__Entries with figure data__:
(begin)

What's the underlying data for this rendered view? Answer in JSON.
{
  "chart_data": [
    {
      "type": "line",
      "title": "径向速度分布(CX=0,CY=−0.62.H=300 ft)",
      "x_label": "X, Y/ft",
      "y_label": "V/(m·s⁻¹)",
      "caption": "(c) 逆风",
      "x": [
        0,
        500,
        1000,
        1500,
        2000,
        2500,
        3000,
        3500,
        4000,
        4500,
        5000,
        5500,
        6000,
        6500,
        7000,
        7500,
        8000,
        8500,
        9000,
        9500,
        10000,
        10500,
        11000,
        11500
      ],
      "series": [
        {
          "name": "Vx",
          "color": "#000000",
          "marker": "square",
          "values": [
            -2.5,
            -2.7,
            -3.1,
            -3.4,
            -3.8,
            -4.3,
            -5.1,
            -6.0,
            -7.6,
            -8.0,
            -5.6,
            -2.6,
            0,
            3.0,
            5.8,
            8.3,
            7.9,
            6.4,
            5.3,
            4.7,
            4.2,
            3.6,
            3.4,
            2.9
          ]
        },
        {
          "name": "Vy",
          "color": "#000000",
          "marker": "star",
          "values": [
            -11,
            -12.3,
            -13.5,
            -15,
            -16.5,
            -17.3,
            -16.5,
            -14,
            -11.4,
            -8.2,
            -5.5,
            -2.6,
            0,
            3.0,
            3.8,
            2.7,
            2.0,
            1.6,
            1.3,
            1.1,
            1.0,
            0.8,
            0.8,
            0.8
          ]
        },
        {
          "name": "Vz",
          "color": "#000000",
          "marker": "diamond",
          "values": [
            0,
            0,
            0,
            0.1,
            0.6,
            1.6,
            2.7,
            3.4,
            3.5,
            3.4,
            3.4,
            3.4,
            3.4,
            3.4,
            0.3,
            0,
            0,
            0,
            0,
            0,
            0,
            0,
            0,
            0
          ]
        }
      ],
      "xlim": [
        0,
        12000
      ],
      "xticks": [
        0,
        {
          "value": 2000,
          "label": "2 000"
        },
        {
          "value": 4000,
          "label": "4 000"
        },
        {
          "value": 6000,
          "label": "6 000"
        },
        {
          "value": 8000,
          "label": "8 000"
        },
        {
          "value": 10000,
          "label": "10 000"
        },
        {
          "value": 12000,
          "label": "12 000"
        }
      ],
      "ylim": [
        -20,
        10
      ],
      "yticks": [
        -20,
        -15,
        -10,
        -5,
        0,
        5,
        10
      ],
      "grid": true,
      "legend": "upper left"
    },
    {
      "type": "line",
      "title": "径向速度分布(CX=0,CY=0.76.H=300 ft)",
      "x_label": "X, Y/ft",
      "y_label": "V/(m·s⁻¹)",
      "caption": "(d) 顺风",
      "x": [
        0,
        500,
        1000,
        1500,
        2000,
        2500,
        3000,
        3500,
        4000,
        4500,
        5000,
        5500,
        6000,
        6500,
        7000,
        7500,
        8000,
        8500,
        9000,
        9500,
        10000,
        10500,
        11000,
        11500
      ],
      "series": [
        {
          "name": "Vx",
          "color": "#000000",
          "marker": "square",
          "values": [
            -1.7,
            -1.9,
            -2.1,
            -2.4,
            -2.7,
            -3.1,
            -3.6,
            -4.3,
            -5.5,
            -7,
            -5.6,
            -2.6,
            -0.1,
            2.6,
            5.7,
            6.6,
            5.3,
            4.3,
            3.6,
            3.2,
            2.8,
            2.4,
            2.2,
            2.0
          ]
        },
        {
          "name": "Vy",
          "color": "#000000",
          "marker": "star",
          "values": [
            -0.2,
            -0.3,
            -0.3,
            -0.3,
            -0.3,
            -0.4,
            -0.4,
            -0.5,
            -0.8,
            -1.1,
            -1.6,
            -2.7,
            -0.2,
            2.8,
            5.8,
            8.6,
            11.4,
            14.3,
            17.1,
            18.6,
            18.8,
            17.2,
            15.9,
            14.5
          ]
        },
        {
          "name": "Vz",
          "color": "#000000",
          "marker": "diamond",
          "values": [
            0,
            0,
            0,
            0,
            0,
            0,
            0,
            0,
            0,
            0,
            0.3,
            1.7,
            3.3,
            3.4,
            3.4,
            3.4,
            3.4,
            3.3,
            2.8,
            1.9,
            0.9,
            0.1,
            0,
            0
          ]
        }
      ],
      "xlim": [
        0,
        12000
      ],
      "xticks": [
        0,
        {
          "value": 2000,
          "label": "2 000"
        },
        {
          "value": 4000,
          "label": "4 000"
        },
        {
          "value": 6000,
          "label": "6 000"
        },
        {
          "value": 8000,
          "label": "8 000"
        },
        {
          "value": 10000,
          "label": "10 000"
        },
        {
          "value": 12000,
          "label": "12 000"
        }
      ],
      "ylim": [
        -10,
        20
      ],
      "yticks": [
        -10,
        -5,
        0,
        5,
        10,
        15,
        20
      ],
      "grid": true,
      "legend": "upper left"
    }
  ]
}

(end)

__What you need to do__:
Exact copies of all the records are required.

__Completed exercise__:
What's the underlying data for this rendered view? Answer in JSON.
{
  "chart_data": [
    {
      "type": "line",
      "title": "径向速度分布(CX=0,CY=−0.62.H=300 ft)",
      "x_label": "X, Y/ft",
      "y_label": "V/(m·s⁻¹)",
      "caption": "(c) 逆风",
      "x": [
        0,
        500,
        1000,
        1500,
        2000,
        2500,
        3000,
        3500,
        4000,
        4500,
        5000,
        5500,
        6000,
        6500,
        7000,
        7500,
        8000,
        8500,
        9000,
        9500,
        10000,
        10500,
        11000,
        11500
      ],
      "series": [
        {
          "name": "Vx",
          "color": "#000000",
          "marker": "square",
          "values": [
            -2.5,
            -2.7,
            -3.1,
            -3.4,
            -3.8,
            -4.3,
            -5.1,
            -6.0,
            -7.6,
            -8.0,
            -5.6,
            -2.6,
            0,
            3.0,
            5.8,
            8.3,
            7.9,
            6.4,
            5.3,
            4.7,
            4.2,
            3.6,
            3.4,
            2.9
          ]
        },
        {
          "name": "Vy",
          "color": "#000000",
          "marker": "star",
          "values": [
            -11,
            -12.3,
            -13.5,
            -15,
            -16.5,
            -17.3,
            -16.5,
            -14,
            -11.4,
            -8.2,
            -5.5,
            -2.6,
            0,
            3.0,
            3.8,
            2.7,
            2.0,
            1.6,
            1.3,
            1.1,
            1.0,
            0.8,
            0.8,
            0.8
          ]
        },
        {
          "name": "Vz",
          "color": "#000000",
          "marker": "diamond",
          "values": [
            0,
            0,
            0,
            0.1,
            0.6,
            1.6,
            2.7,
            3.4,
            3.5,
            3.4,
            3.4,
            3.4,
            3.4,
            3.4,
            0.3,
            0,
            0,
            0,
            0,
            0,
            0,
            0,
            0,
            0
          ]
        }
      ],
      "xlim": [
        0,
        12000
      ],
      "xticks": [
        0,
        {
          "value": 2000,
          "label": "2 000"
        },
        {
          "value": 4000,
          "label": "4 000"
        },
        {
          "value": 6000,
          "label": "6 000"
        },
        {
          "value": 8000,
          "label": "8 000"
        },
        {
          "value": 10000,
          "label": "10 000"
        },
        {
          "value": 12000,
          "label": "12 000"
        }
      ],
      "ylim": [
        -20,
        10
      ],
      "yticks": [
        -20,
        -15,
        -10,
        -5,
        0,
        5,
        10
      ],
      "grid": true,
      "legend": "upper left"
    },
    {
      "type": "line",
      "title": "径向速度分布(CX=0,CY=0.76.H=300 ft)",
      "x_label": "X, Y/ft",
      "y_label": "V/(m·s⁻¹)",
      "caption": "(d) 顺风",
      "x": [
        0,
        500,
        1000,
        1500,
        2000,
        2500,
        3000,
        3500,
        4000,
        4500,
        5000,
        5500,
        6000,
        6500,
        7000,
        7500,
        8000,
        8500,
        9000,
        9500,
        10000,
        10500,
        11000,
        11500
      ],
      "series": [
        {
          "name": "Vx",
          "color": "#000000",
          "marker": "square",
          "values": [
            -1.7,
            -1.9,
            -2.1,
            -2.4,
            -2.7,
            -3.1,
            -3.6,
            -4.3,
            -5.5,
            -7,
            -5.6,
            -2.6,
            -0.1,
            2.6,
            5.7,
            6.6,
            5.3,
            4.3,
            3.6,
            3.2,
            2.8,
            2.4,
            2.2,
            2.0
          ]
        },
        {
          "name": "Vy",
          "color": "#000000",
          "marker": "star",
          "values": [
            -0.2,
            -0.3,
            -0.3,
            -0.3,
            -0.3,
            -0.4,
            -0.4,
            -0.5,
            -0.8,
            -1.1,
            -1.6,
            -2.7,
            -0.2,
            2.8,
            5.8,
            8.6,
            11.4,
            14.3,
            17.1,
            18.6,
            18.8,
            17.2,
            15.9,
            14.5
          ]
        },
        {
          "name": "Vz",
          "color": "#000000",
          "marker": "diamond",
          "values": [
            0,
            0,
            0,
            0,
            0,
            0,
            0,
            0,
            0,
            0,
            0.3,
            1.7,
            3.3,
            3.4,
            3.4,
            3.4,
            3.4,
            3.3,
            2.8,
            1.9,
            0.9,
            0.1,
            0,
            0
          ]
        }
      ],
      "xlim": [
        0,
        12000
      ],
      "xticks": [
        0,
        {
          "value": 2000,
          "label": "2 000"
        },
        {
          "value": 4000,
          "label": "4 000"
        },
        {
          "value": 6000,
          "label": "6 000"
        },
        {
          "value": 8000,
          "label": "8 000"
        },
        {
          "value": 10000,
          "label": "10 000"
        },
        {
          "value": 12000,
          "label": "12 000"
        }
      ],
      "ylim": [
        -10,
        20
      ],
      "yticks": [
        -10,
        -5,
        0,
        5,
        10,
        15,
        20
      ],
      "grid": true,
      "legend": "upper left"
    }
  ]
}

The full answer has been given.